• **Set task**
Repeat each entry exactly and drop the pictures.
## BEGIN Information shown
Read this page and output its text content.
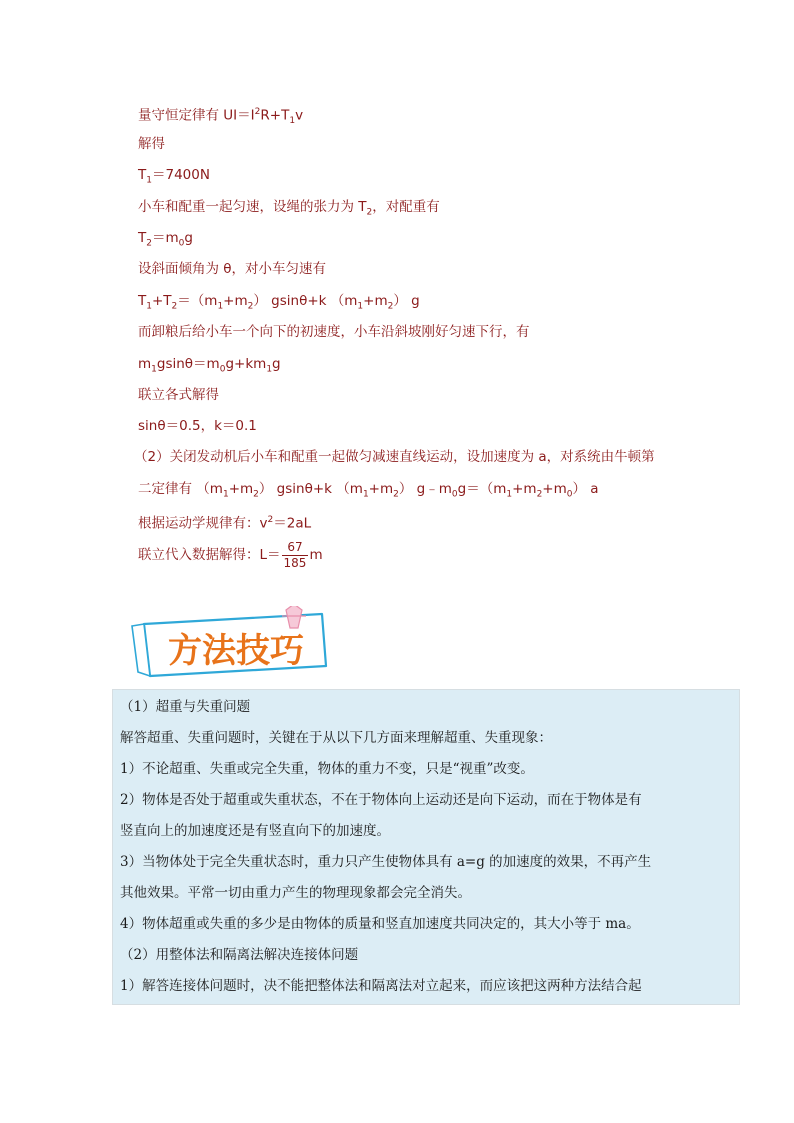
量守恒定律有 $UI=I^2R+T_1v$
解得
$T_1=7400N$
小车和配重一起匀速，设绳的张力为 $T_2$，对配重有
$T_2=m_0g$
设斜面倾角为 θ，对小车匀速有
$T_1+T_2=(m_1+m_2)$ gsinθ+k $(m_1+m_2)$ g
而卸粮后给小车一个向下的初速度，小车沿斜坡刚好匀速下行，有
$m_1gsin\theta=m_0g+km_1g$
联立各式解得
sinθ＝0.5，k＝0.1
（2）关闭发动机后小车和配重一起做匀减速直线运动，设加速度为 a，对系统由牛顿第
二定律有 $(m_1+m_2)$ gsinθ+k $(m_1+m_2)$ $g﹣m_0g=(m_1+m_2+m_0)$ a
根据运动学规律有：$v^2=2aL$
联立代入数据解得：$L= \frac{67}{185}$ m
方法技巧
（1）超重与失重问题
解答超重、失重问题时，关键在于从以下几方面来理解超重、失重现象：
1）不论超重、失重或完全失重，物体的重力不变，只是“视重”改变。
2）物体是否处于超重或失重状态，不在于物体向上运动还是向下运动，而在于物体是有
竖直向上的加速度还是有竖直向下的加速度。
3）当物体处于完全失重状态时，重力只产生使物体具有 a=g 的加速度的效果，不再产生
其他效果。平常一切由重力产生的物理现象都会完全消失。
4）物体超重或失重的多少是由物体的质量和竖直加速度共同决定的，其大小等于 ma。
（2）用整体法和隔离法解决连接体问题
1）解答连接体问题时，决不能把整体法和隔离法对立起来，而应该把这两种方法结合起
## END Information shown
• **Completed exercise**
Read this page and output its text content.
量守恒定律有 $UI=I^2R+T_1v$
解得
$T_1=7400N$
小车和配重一起匀速，设绳的张力为 $T_2$，对配重有
$T_2=m_0g$
设斜面倾角为 θ，对小车匀速有
$T_1+T_2=(m_1+m_2)$ gsinθ+k $(m_1+m_2)$ g
而卸粮后给小车一个向下的初速度，小车沿斜坡刚好匀速下行，有
$m_1gsin\theta=m_0g+km_1g$
联立各式解得
sinθ＝0.5，k＝0.1
（2）关闭发动机后小车和配重一起做匀减速直线运动，设加速度为 a，对系统由牛顿第
二定律有 $(m_1+m_2)$ gsinθ+k $(m_1+m_2)$ $g﹣m_0g=(m_1+m_2+m_0)$ a
根据运动学规律有：$v^2=2aL$
联立代入数据解得：$L= \frac{67}{185}$ m
方法技巧
（1）超重与失重问题
解答超重、失重问题时，关键在于从以下几方面来理解超重、失重现象：
1）不论超重、失重或完全失重，物体的重力不变，只是“视重”改变。
2）物体是否处于超重或失重状态，不在于物体向上运动还是向下运动，而在于物体是有
竖直向上的加速度还是有竖直向下的加速度。
3）当物体处于完全失重状态时，重力只产生使物体具有 a=g 的加速度的效果，不再产生
其他效果。平常一切由重力产生的物理现象都会完全消失。
4）物体超重或失重的多少是由物体的质量和竖直加速度共同决定的，其大小等于 ma。
（2）用整体法和隔离法解决连接体问题
1）解答连接体问题时，决不能把整体法和隔离法对立起来，而应该把这两种方法结合起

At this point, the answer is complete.